● **WHAT IS ASKED**:
Write out every entry exactly as given, but omit the pictures.

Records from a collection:
* start *

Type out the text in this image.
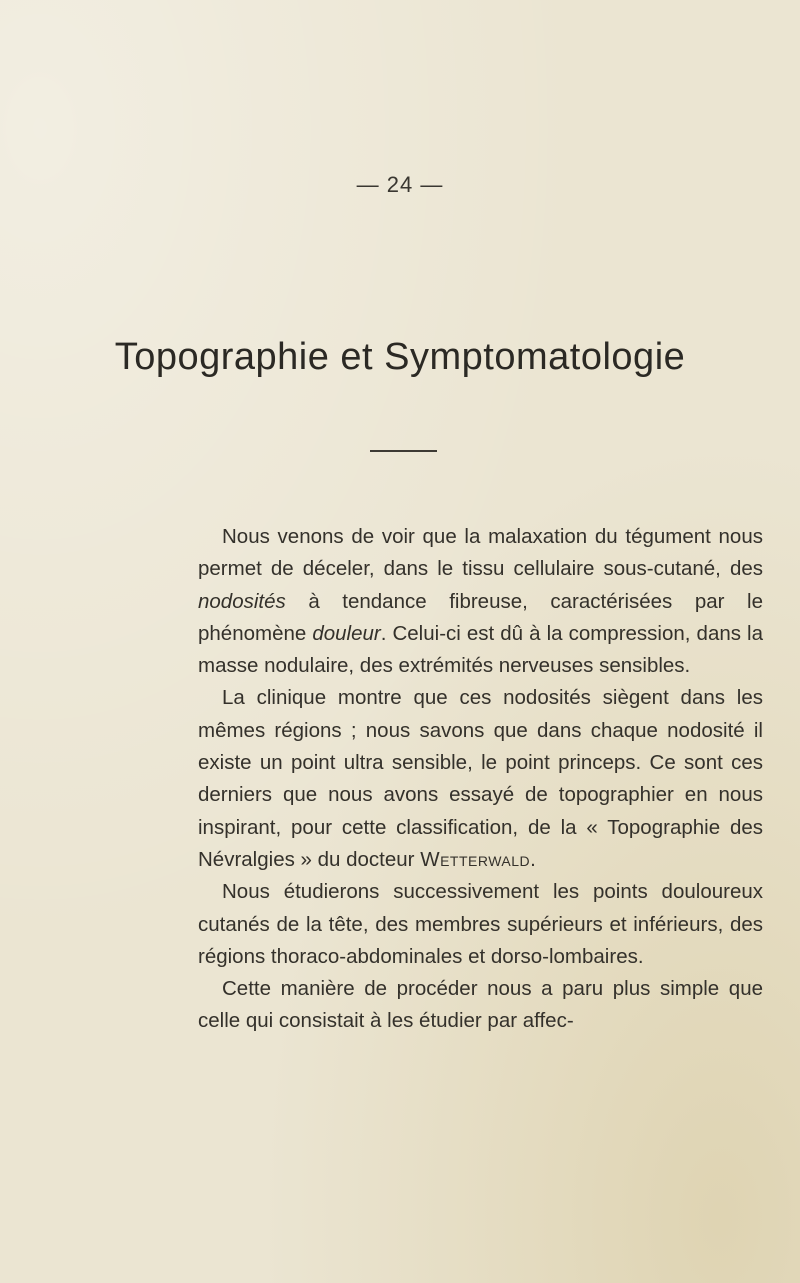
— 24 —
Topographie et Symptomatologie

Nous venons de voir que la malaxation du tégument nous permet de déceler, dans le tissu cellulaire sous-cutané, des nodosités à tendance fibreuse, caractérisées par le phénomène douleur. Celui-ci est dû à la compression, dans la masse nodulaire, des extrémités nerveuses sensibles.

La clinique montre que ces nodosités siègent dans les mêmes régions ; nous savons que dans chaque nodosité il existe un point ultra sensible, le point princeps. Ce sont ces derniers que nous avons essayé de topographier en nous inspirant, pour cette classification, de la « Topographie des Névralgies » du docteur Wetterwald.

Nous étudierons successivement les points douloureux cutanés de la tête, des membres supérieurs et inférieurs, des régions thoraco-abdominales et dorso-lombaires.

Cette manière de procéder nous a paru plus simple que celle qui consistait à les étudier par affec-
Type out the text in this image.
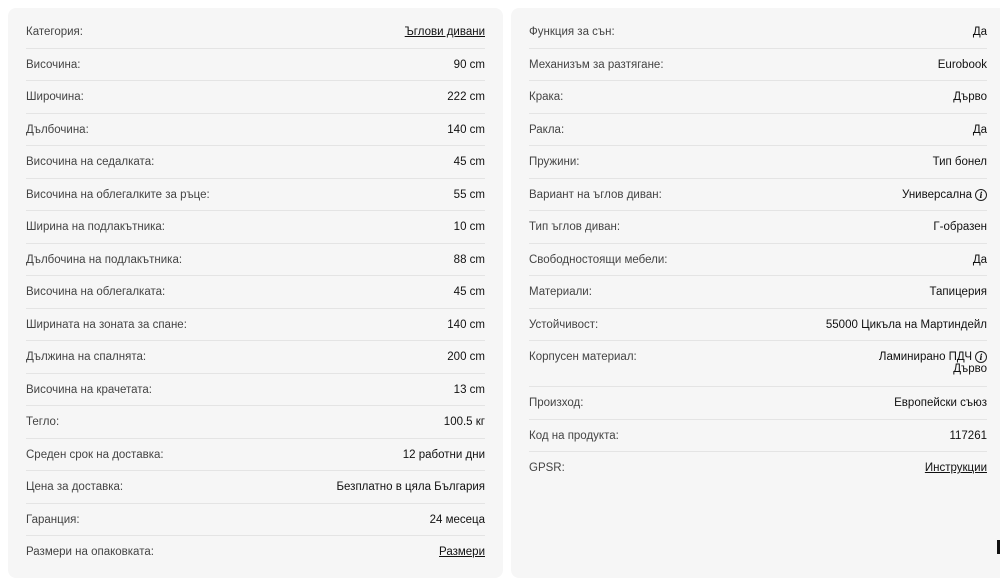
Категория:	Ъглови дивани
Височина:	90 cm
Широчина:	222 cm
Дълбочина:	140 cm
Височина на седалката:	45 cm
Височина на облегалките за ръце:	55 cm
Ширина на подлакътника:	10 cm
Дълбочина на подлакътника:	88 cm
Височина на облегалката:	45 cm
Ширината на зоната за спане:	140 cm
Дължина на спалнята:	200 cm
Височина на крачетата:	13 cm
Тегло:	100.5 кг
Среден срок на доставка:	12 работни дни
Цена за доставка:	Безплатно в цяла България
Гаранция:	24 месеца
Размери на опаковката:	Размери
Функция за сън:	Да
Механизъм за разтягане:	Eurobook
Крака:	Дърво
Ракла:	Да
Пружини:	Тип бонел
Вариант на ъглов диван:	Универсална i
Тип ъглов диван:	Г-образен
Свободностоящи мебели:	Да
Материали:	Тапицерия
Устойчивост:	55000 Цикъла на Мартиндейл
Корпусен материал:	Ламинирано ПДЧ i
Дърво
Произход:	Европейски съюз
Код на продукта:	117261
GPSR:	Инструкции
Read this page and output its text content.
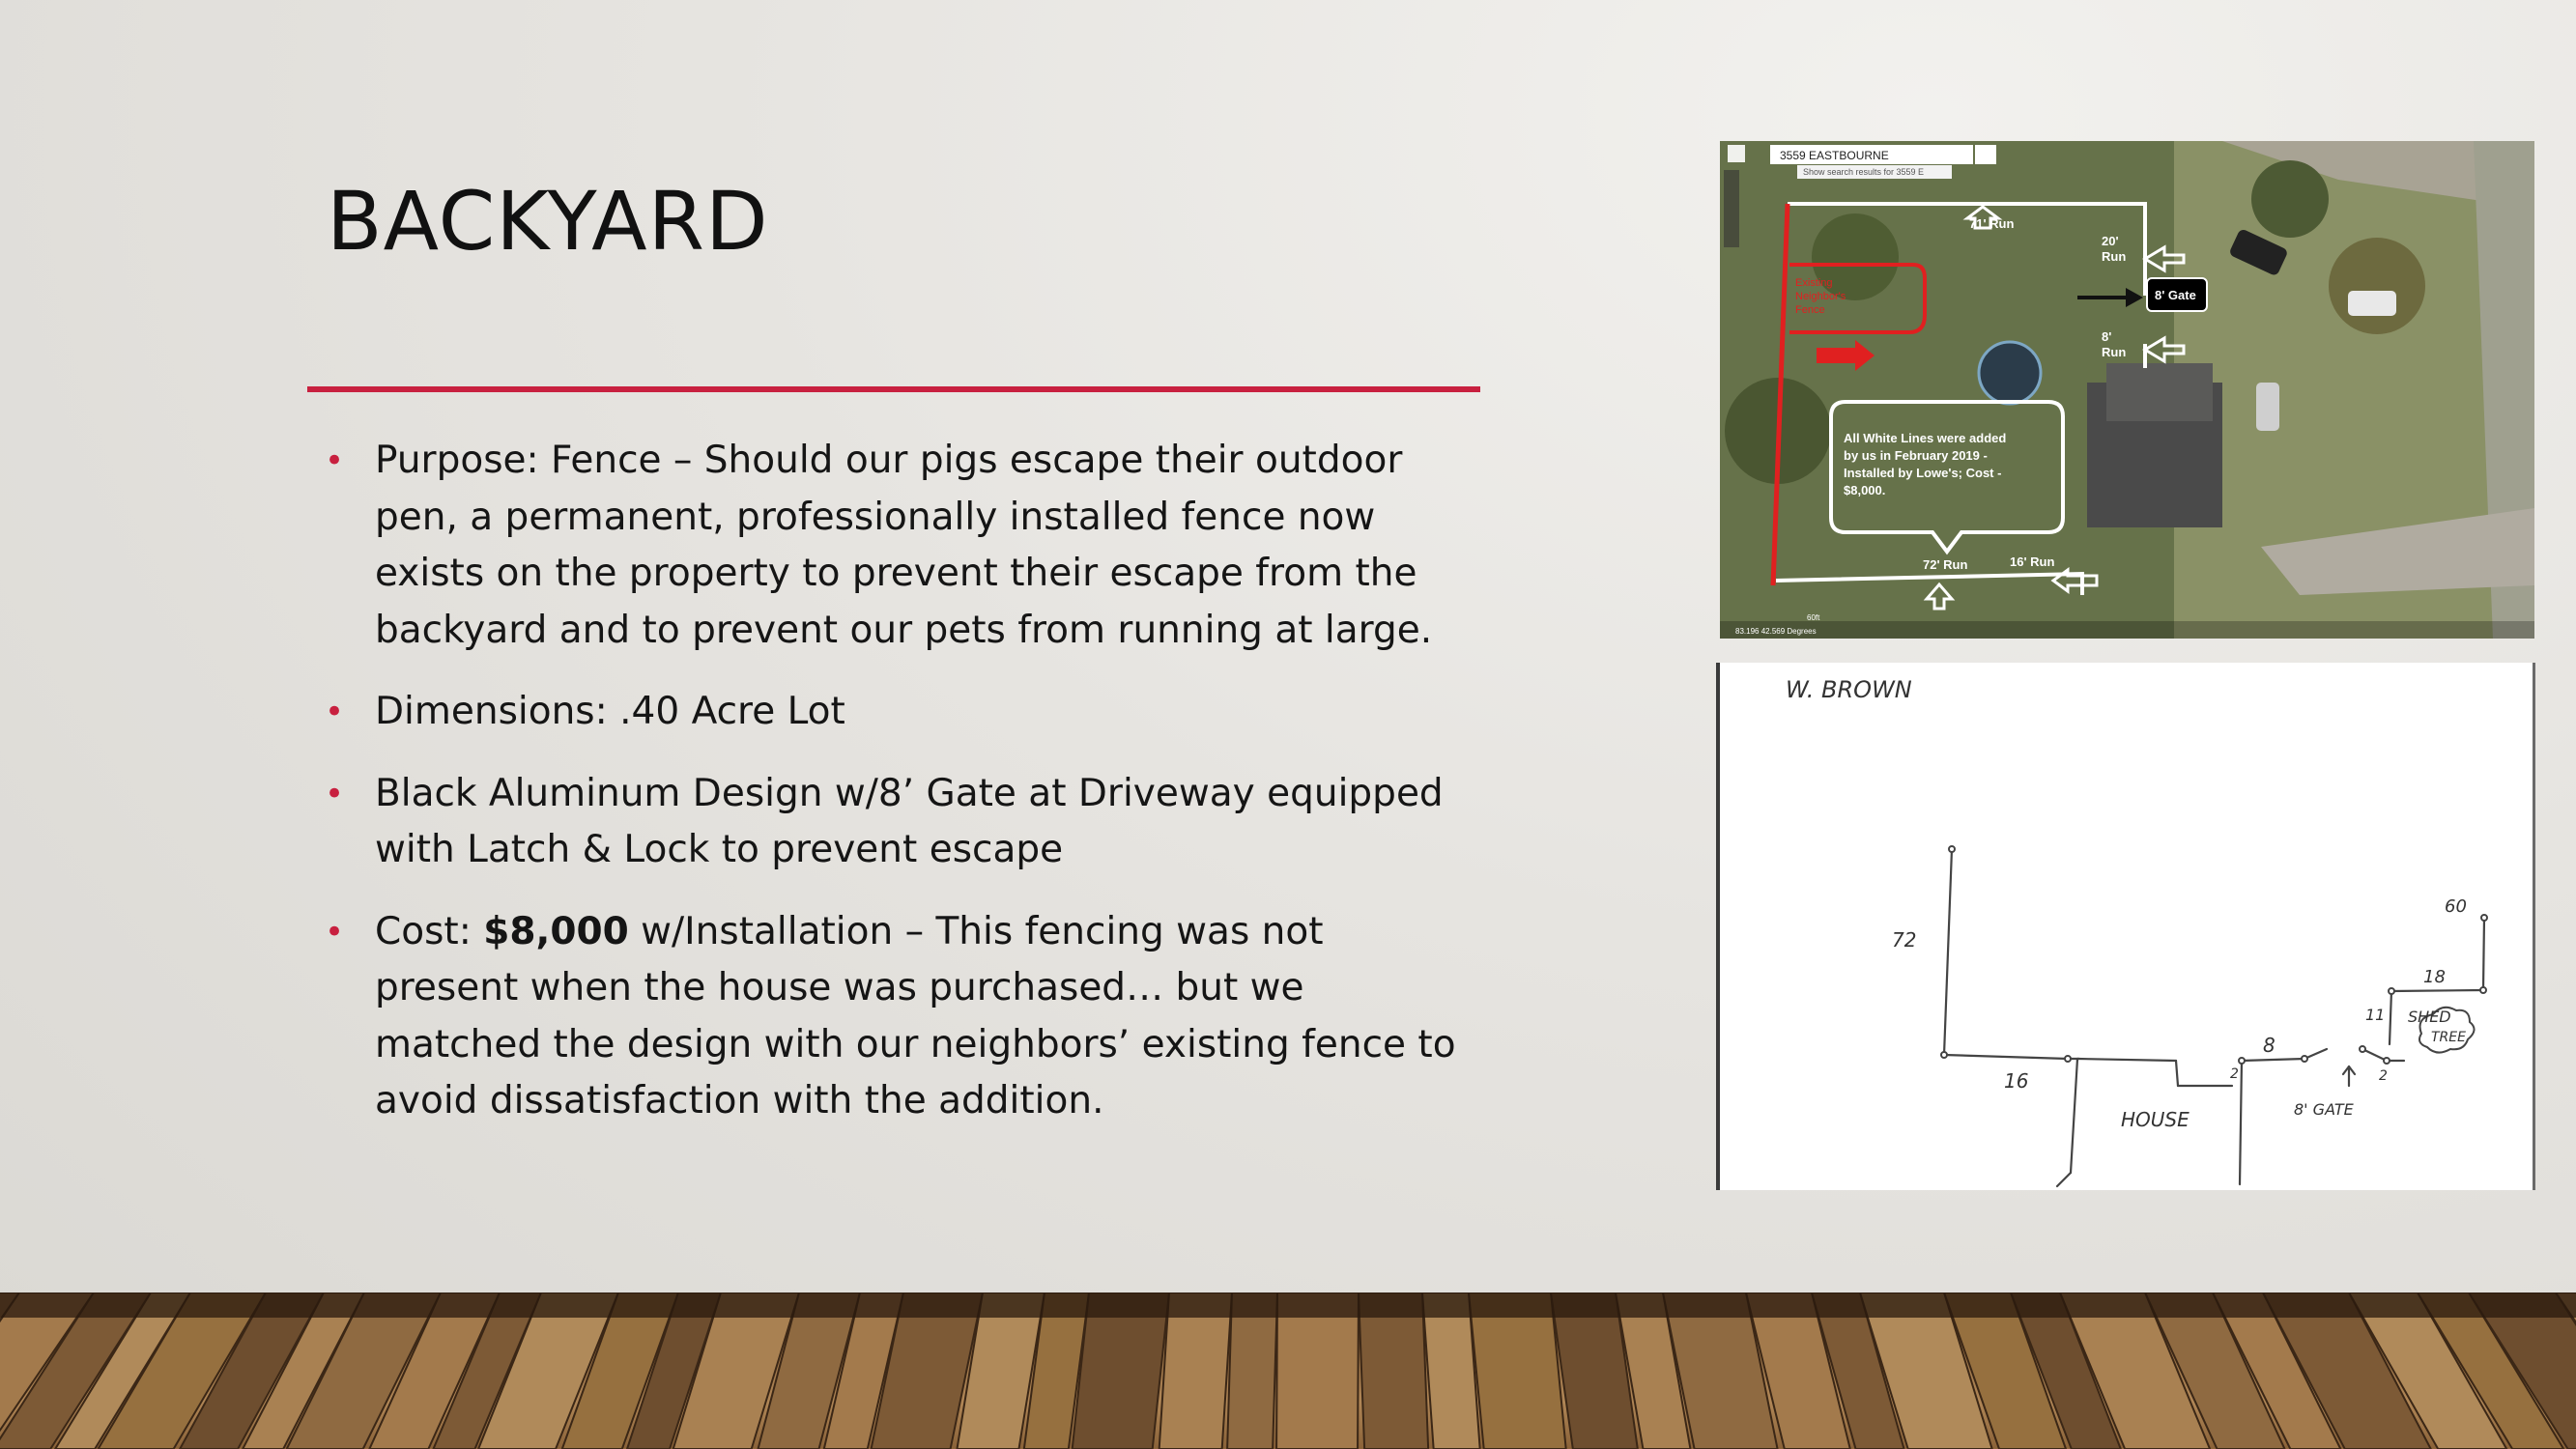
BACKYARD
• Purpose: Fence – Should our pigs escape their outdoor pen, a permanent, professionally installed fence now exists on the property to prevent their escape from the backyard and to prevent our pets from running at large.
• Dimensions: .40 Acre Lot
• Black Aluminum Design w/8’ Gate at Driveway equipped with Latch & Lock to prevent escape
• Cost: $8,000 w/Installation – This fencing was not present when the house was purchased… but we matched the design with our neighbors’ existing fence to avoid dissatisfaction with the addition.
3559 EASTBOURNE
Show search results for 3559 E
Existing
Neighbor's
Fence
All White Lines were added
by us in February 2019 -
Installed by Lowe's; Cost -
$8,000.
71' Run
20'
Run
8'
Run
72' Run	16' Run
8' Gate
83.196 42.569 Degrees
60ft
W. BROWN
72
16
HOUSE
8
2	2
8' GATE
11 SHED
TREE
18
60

* end *

● **RESULT FOR THIS EXERCISE**:
Type out the text in this image.
— 24 —
Topographie et Symptomatologie

Nous venons de voir que la malaxation du tégument nous permet de déceler, dans le tissu cellulaire sous-cutané, des nodosités à tendance fibreuse, caractérisées par le phénomène douleur. Celui-ci est dû à la compression, dans la masse nodulaire, des extrémités nerveuses sensibles.

La clinique montre que ces nodosités siègent dans les mêmes régions ; nous savons que dans chaque nodosité il existe un point ultra sensible, le point princeps. Ce sont ces derniers que nous avons essayé de topographier en nous inspirant, pour cette classification, de la « Topographie des Névralgies » du docteur Wetterwald.

Nous étudierons successivement les points douloureux cutanés de la tête, des membres supérieurs et inférieurs, des régions thoraco-abdominales et dorso-lombaires.

Cette manière de procéder nous a paru plus simple que celle qui consistait à les étudier par affec-
Type out the text in this image.
Категория:	Ъглови дивани
Височина:	90 cm
Широчина:	222 cm
Дълбочина:	140 cm
Височина на седалката:	45 cm
Височина на облегалките за ръце:	55 cm
Ширина на подлакътника:	10 cm
Дълбочина на подлакътника:	88 cm
Височина на облегалката:	45 cm
Ширината на зоната за спане:	140 cm
Дължина на спалнята:	200 cm
Височина на крачетата:	13 cm
Тегло:	100.5 кг
Среден срок на доставка:	12 работни дни
Цена за доставка:	Безплатно в цяла България
Гаранция:	24 месеца
Размери на опаковката:	Размери
Функция за сън:	Да
Механизъм за разтягане:	Eurobook
Крака:	Дърво
Ракла:	Да
Пружини:	Тип бонел
Вариант на ъглов диван:	Универсална i
Тип ъглов диван:	Г-образен
Свободностоящи мебели:	Да
Материали:	Тапицерия
Устойчивост:	55000 Цикъла на Мартиндейл
Корпусен материал:	Ламинирано ПДЧ i
Дърво
Произход:	Европейски съюз
Код на продукта:	117261
GPSR:	Инструкции
Read this page and output its text content.
BACKYARD
• Purpose: Fence – Should our pigs escape their outdoor pen, a permanent, professionally installed fence now exists on the property to prevent their escape from the backyard and to prevent our pets from running at large.
• Dimensions: .40 Acre Lot
• Black Aluminum Design w/8’ Gate at Driveway equipped with Latch & Lock to prevent escape
• Cost: $8,000 w/Installation – This fencing was not present when the house was purchased… but we matched the design with our neighbors’ existing fence to avoid dissatisfaction with the addition.
3559 EASTBOURNE
Show search results for 3559 E
Existing
Neighbor's
Fence
All White Lines were added
by us in February 2019 -
Installed by Lowe's; Cost -
$8,000.
71' Run
20'
Run
8'
Run
72' Run	16' Run
8' Gate
83.196 42.569 Degrees
60ft
W. BROWN
72
16
HOUSE
8
2	2
8' GATE
11 SHED
TREE
18
60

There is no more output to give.